◆ **Task objective**: Give the data below again exactly as it stands. Omit the pictures.

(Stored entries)
[Start]

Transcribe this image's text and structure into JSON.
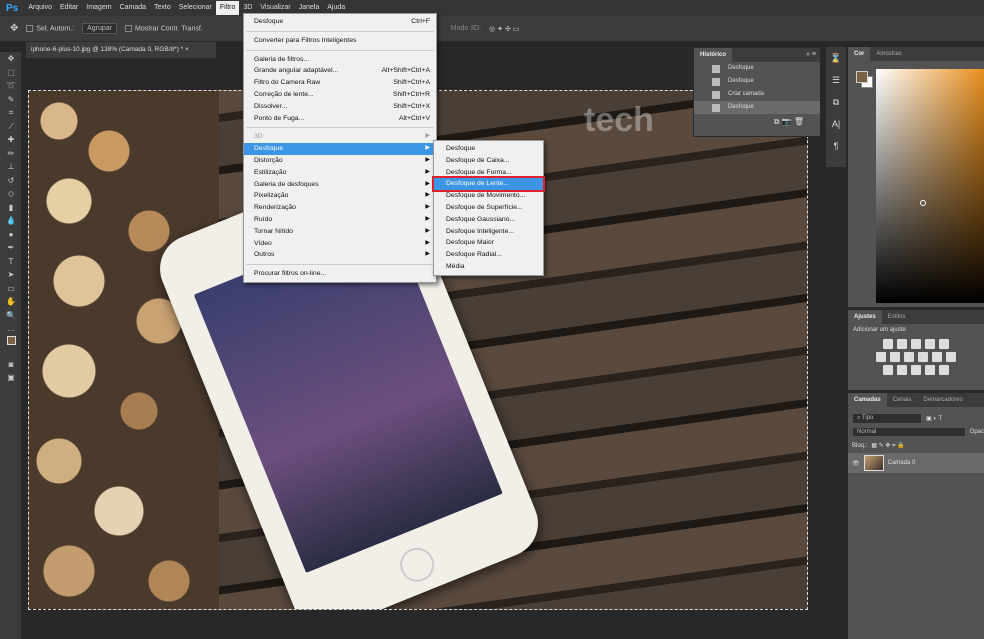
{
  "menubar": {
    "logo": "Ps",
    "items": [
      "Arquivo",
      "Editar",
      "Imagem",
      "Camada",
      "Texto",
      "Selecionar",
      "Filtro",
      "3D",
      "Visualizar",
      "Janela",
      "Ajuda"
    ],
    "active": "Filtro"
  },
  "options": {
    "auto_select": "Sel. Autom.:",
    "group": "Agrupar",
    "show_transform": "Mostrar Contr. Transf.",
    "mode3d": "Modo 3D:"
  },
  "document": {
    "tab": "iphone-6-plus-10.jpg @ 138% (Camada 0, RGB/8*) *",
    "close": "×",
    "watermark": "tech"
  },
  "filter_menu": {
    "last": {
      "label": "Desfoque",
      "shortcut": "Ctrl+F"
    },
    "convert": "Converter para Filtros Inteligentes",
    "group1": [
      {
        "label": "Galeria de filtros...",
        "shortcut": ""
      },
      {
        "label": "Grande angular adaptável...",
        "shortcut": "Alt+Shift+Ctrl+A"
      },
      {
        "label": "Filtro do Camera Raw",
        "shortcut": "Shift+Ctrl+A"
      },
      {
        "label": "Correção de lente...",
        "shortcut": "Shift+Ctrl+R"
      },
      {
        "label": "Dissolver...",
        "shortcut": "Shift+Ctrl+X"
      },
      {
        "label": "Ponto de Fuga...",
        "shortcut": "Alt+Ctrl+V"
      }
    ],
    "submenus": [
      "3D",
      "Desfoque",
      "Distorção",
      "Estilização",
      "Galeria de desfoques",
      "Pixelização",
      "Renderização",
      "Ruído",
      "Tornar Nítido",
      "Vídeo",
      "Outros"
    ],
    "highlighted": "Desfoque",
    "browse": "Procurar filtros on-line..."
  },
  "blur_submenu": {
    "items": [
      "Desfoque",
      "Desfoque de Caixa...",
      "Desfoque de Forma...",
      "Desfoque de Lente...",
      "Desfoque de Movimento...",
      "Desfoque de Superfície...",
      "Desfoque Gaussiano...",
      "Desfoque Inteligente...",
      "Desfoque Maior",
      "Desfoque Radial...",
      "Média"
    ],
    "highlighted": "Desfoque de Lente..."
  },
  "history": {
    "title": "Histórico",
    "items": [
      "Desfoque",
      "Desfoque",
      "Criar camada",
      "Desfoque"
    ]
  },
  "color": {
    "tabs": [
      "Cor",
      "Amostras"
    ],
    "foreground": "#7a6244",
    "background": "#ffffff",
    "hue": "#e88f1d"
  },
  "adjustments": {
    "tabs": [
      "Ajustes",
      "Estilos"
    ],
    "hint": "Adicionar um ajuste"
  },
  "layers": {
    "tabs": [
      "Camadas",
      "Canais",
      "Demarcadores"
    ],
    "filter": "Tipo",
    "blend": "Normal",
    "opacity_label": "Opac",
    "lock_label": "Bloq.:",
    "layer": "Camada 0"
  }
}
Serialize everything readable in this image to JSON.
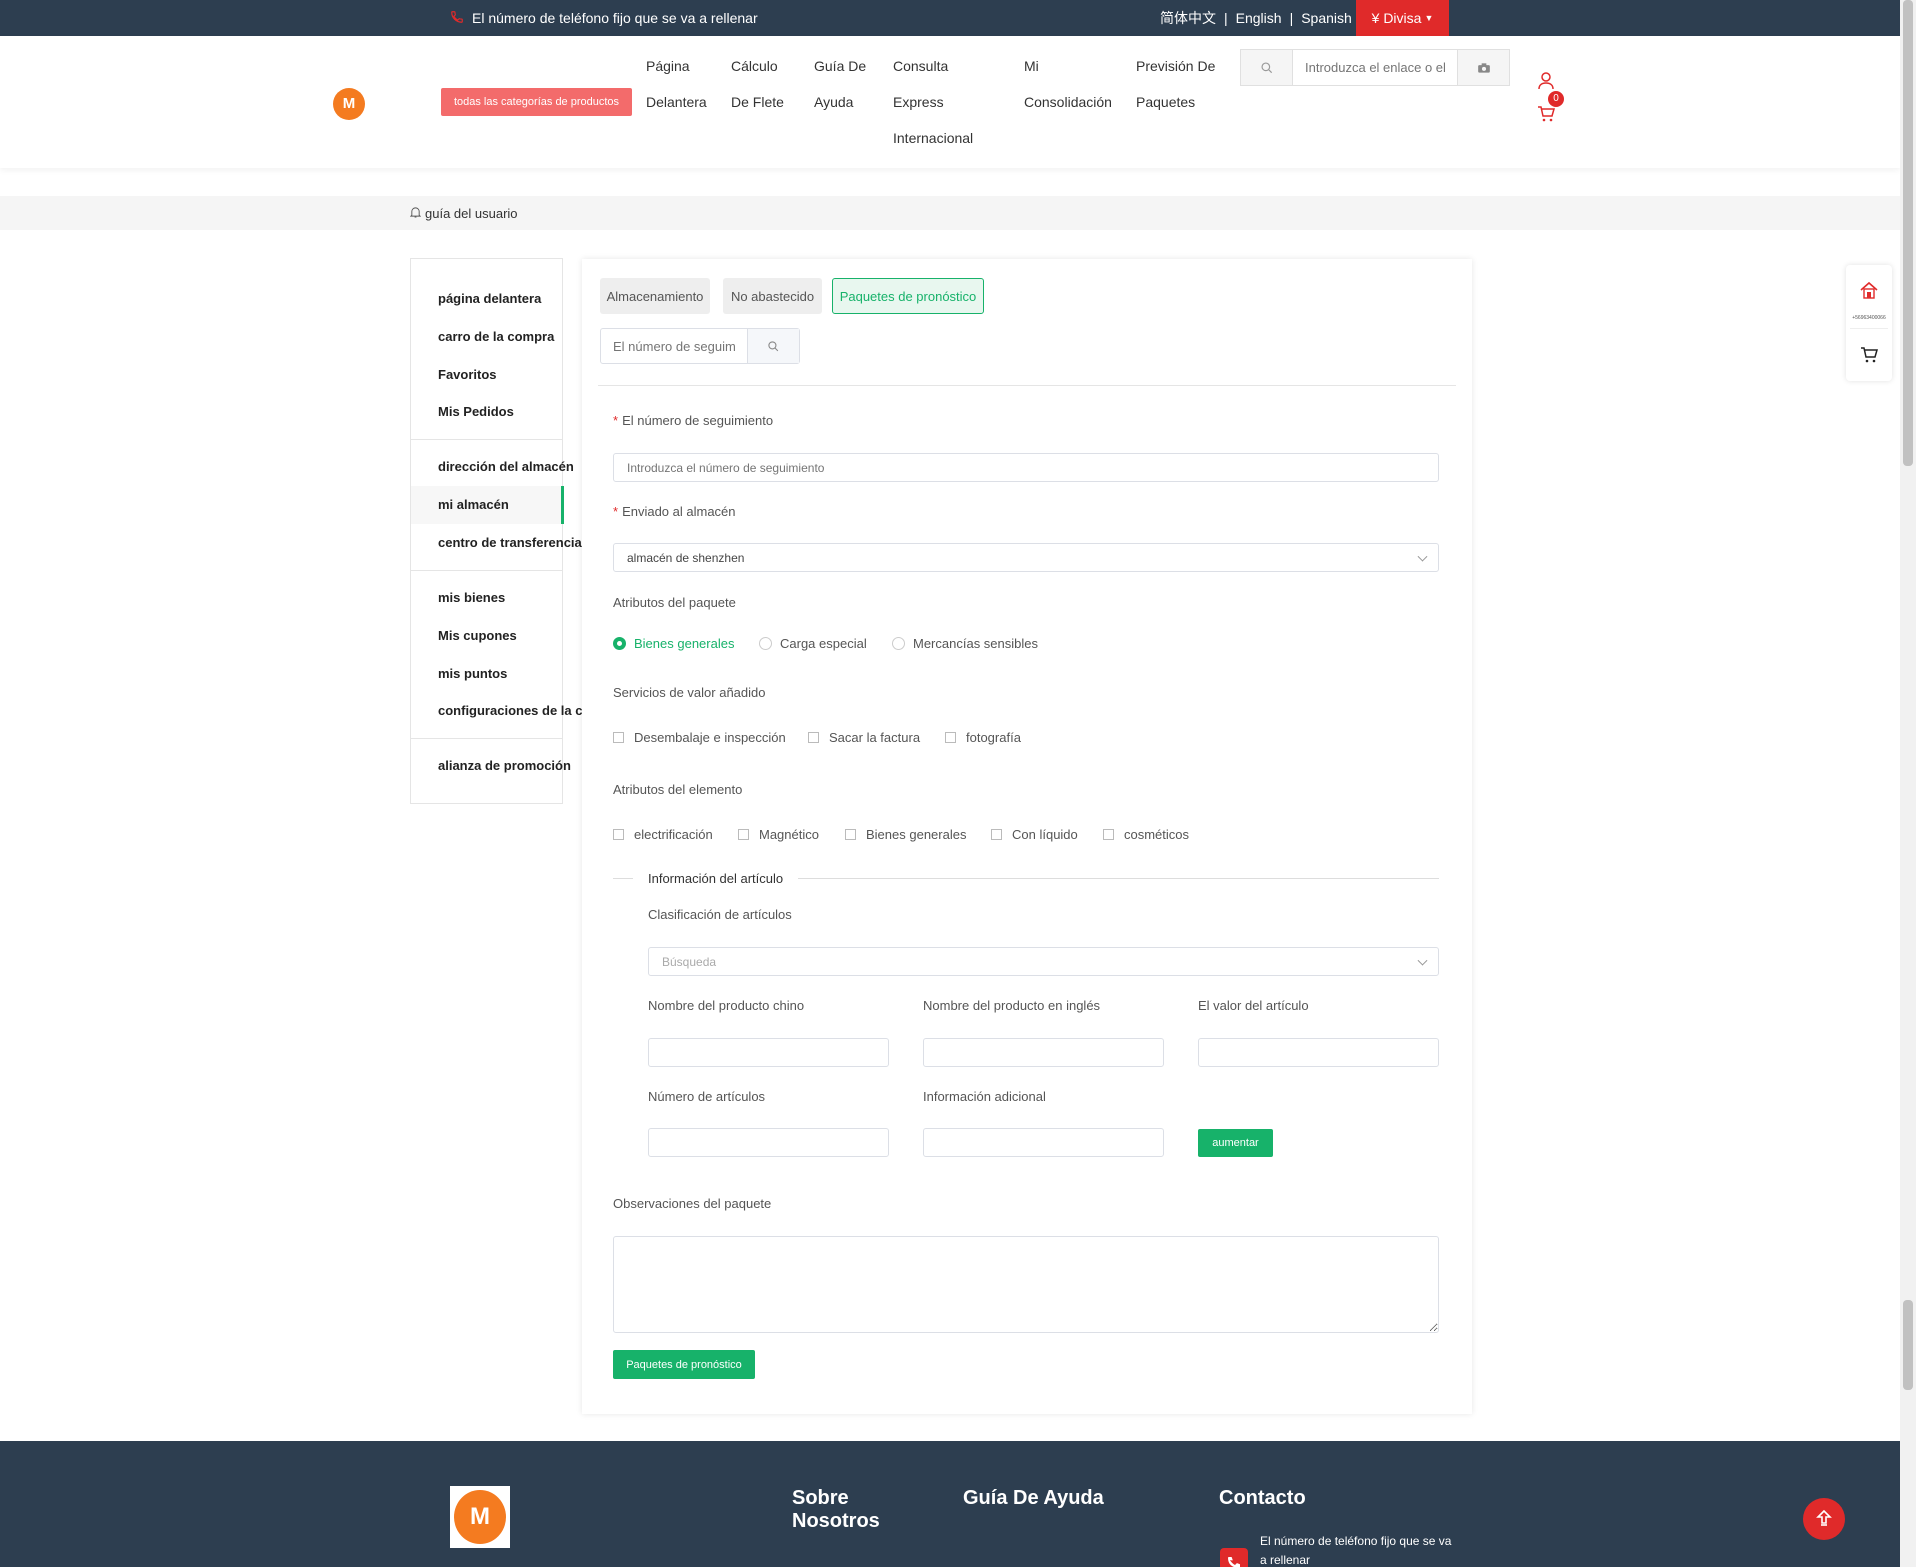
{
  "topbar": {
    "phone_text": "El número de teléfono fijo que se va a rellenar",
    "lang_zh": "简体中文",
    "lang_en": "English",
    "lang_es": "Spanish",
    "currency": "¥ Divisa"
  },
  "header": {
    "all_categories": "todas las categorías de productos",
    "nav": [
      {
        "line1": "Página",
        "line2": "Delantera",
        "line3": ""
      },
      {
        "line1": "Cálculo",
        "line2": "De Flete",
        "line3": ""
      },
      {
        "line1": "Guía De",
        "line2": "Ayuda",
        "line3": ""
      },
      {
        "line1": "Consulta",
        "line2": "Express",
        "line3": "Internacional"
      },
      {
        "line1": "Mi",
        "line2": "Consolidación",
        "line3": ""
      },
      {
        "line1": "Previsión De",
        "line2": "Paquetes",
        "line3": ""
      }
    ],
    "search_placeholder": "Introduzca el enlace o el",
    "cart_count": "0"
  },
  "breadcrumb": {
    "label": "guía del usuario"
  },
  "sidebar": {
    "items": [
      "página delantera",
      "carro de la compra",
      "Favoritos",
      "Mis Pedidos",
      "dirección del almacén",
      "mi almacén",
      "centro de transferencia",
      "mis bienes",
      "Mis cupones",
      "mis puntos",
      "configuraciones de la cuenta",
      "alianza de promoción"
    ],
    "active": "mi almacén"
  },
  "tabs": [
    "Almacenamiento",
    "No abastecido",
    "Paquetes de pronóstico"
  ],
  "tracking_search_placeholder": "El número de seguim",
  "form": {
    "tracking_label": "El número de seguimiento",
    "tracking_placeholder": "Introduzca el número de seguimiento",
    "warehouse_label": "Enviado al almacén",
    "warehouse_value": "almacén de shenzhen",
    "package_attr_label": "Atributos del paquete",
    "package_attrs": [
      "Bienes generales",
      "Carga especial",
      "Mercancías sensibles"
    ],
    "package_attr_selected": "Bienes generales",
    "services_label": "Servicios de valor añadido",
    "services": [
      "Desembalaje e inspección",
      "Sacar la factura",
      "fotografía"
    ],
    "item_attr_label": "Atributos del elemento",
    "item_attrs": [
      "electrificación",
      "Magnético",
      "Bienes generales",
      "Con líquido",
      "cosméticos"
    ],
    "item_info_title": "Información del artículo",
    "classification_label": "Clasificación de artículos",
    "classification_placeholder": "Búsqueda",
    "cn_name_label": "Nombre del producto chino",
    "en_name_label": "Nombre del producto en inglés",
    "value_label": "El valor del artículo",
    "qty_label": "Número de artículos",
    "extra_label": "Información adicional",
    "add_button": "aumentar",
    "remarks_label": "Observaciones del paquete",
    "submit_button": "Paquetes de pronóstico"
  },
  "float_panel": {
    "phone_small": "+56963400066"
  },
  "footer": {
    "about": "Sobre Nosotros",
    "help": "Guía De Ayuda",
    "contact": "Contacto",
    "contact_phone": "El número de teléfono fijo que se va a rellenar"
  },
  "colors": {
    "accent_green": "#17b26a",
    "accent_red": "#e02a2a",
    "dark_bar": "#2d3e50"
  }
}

[End]

◆ **Response below**:
Transcribe this image's text and structure into JSON.
{
  "menubar": {
    "logo": "Ps",
    "items": [
      "Arquivo",
      "Editar",
      "Imagem",
      "Camada",
      "Texto",
      "Selecionar",
      "Filtro",
      "3D",
      "Visualizar",
      "Janela",
      "Ajuda"
    ],
    "active": "Filtro"
  },
  "options": {
    "auto_select": "Sel. Autom.:",
    "group": "Agrupar",
    "show_transform": "Mostrar Contr. Transf.",
    "mode3d": "Modo 3D:"
  },
  "document": {
    "tab": "iphone-6-plus-10.jpg @ 138% (Camada 0, RGB/8*) *",
    "close": "×",
    "watermark": "tech"
  },
  "filter_menu": {
    "last": {
      "label": "Desfoque",
      "shortcut": "Ctrl+F"
    },
    "convert": "Converter para Filtros Inteligentes",
    "group1": [
      {
        "label": "Galeria de filtros...",
        "shortcut": ""
      },
      {
        "label": "Grande angular adaptável...",
        "shortcut": "Alt+Shift+Ctrl+A"
      },
      {
        "label": "Filtro do Camera Raw",
        "shortcut": "Shift+Ctrl+A"
      },
      {
        "label": "Correção de lente...",
        "shortcut": "Shift+Ctrl+R"
      },
      {
        "label": "Dissolver...",
        "shortcut": "Shift+Ctrl+X"
      },
      {
        "label": "Ponto de Fuga...",
        "shortcut": "Alt+Ctrl+V"
      }
    ],
    "submenus": [
      "3D",
      "Desfoque",
      "Distorção",
      "Estilização",
      "Galeria de desfoques",
      "Pixelização",
      "Renderização",
      "Ruído",
      "Tornar Nítido",
      "Vídeo",
      "Outros"
    ],
    "highlighted": "Desfoque",
    "browse": "Procurar filtros on-line..."
  },
  "blur_submenu": {
    "items": [
      "Desfoque",
      "Desfoque de Caixa...",
      "Desfoque de Forma...",
      "Desfoque de Lente...",
      "Desfoque de Movimento...",
      "Desfoque de Superfície...",
      "Desfoque Gaussiano...",
      "Desfoque Inteligente...",
      "Desfoque Maior",
      "Desfoque Radial...",
      "Média"
    ],
    "highlighted": "Desfoque de Lente..."
  },
  "history": {
    "title": "Histórico",
    "items": [
      "Desfoque",
      "Desfoque",
      "Criar camada",
      "Desfoque"
    ]
  },
  "color": {
    "tabs": [
      "Cor",
      "Amostras"
    ],
    "foreground": "#7a6244",
    "background": "#ffffff",
    "hue": "#e88f1d"
  },
  "adjustments": {
    "tabs": [
      "Ajustes",
      "Estilos"
    ],
    "hint": "Adicionar um ajuste"
  },
  "layers": {
    "tabs": [
      "Camadas",
      "Canais",
      "Demarcadores"
    ],
    "filter": "Tipo",
    "blend": "Normal",
    "opacity_label": "Opac",
    "lock_label": "Bloq.:",
    "layer": "Camada 0"
  }
}
Serialize everything readable in this image to JSON.
{
  "topbar": {
    "phone_text": "El número de teléfono fijo que se va a rellenar",
    "lang_zh": "简体中文",
    "lang_en": "English",
    "lang_es": "Spanish",
    "currency": "¥ Divisa"
  },
  "header": {
    "all_categories": "todas las categorías de productos",
    "nav": [
      {
        "line1": "Página",
        "line2": "Delantera",
        "line3": ""
      },
      {
        "line1": "Cálculo",
        "line2": "De Flete",
        "line3": ""
      },
      {
        "line1": "Guía De",
        "line2": "Ayuda",
        "line3": ""
      },
      {
        "line1": "Consulta",
        "line2": "Express",
        "line3": "Internacional"
      },
      {
        "line1": "Mi",
        "line2": "Consolidación",
        "line3": ""
      },
      {
        "line1": "Previsión De",
        "line2": "Paquetes",
        "line3": ""
      }
    ],
    "search_placeholder": "Introduzca el enlace o el",
    "cart_count": "0"
  },
  "breadcrumb": {
    "label": "guía del usuario"
  },
  "sidebar": {
    "items": [
      "página delantera",
      "carro de la compra",
      "Favoritos",
      "Mis Pedidos",
      "dirección del almacén",
      "mi almacén",
      "centro de transferencia",
      "mis bienes",
      "Mis cupones",
      "mis puntos",
      "configuraciones de la cuenta",
      "alianza de promoción"
    ],
    "active": "mi almacén"
  },
  "tabs": [
    "Almacenamiento",
    "No abastecido",
    "Paquetes de pronóstico"
  ],
  "tracking_search_placeholder": "El número de seguim",
  "form": {
    "tracking_label": "El número de seguimiento",
    "tracking_placeholder": "Introduzca el número de seguimiento",
    "warehouse_label": "Enviado al almacén",
    "warehouse_value": "almacén de shenzhen",
    "package_attr_label": "Atributos del paquete",
    "package_attrs": [
      "Bienes generales",
      "Carga especial",
      "Mercancías sensibles"
    ],
    "package_attr_selected": "Bienes generales",
    "services_label": "Servicios de valor añadido",
    "services": [
      "Desembalaje e inspección",
      "Sacar la factura",
      "fotografía"
    ],
    "item_attr_label": "Atributos del elemento",
    "item_attrs": [
      "electrificación",
      "Magnético",
      "Bienes generales",
      "Con líquido",
      "cosméticos"
    ],
    "item_info_title": "Información del artículo",
    "classification_label": "Clasificación de artículos",
    "classification_placeholder": "Búsqueda",
    "cn_name_label": "Nombre del producto chino",
    "en_name_label": "Nombre del producto en inglés",
    "value_label": "El valor del artículo",
    "qty_label": "Número de artículos",
    "extra_label": "Información adicional",
    "add_button": "aumentar",
    "remarks_label": "Observaciones del paquete",
    "submit_button": "Paquetes de pronóstico"
  },
  "float_panel": {
    "phone_small": "+56963400066"
  },
  "footer": {
    "about": "Sobre Nosotros",
    "help": "Guía De Ayuda",
    "contact": "Contacto",
    "contact_phone": "El número de teléfono fijo que se va a rellenar"
  },
  "colors": {
    "accent_green": "#17b26a",
    "accent_red": "#e02a2a",
    "dark_bar": "#2d3e50"
  }
}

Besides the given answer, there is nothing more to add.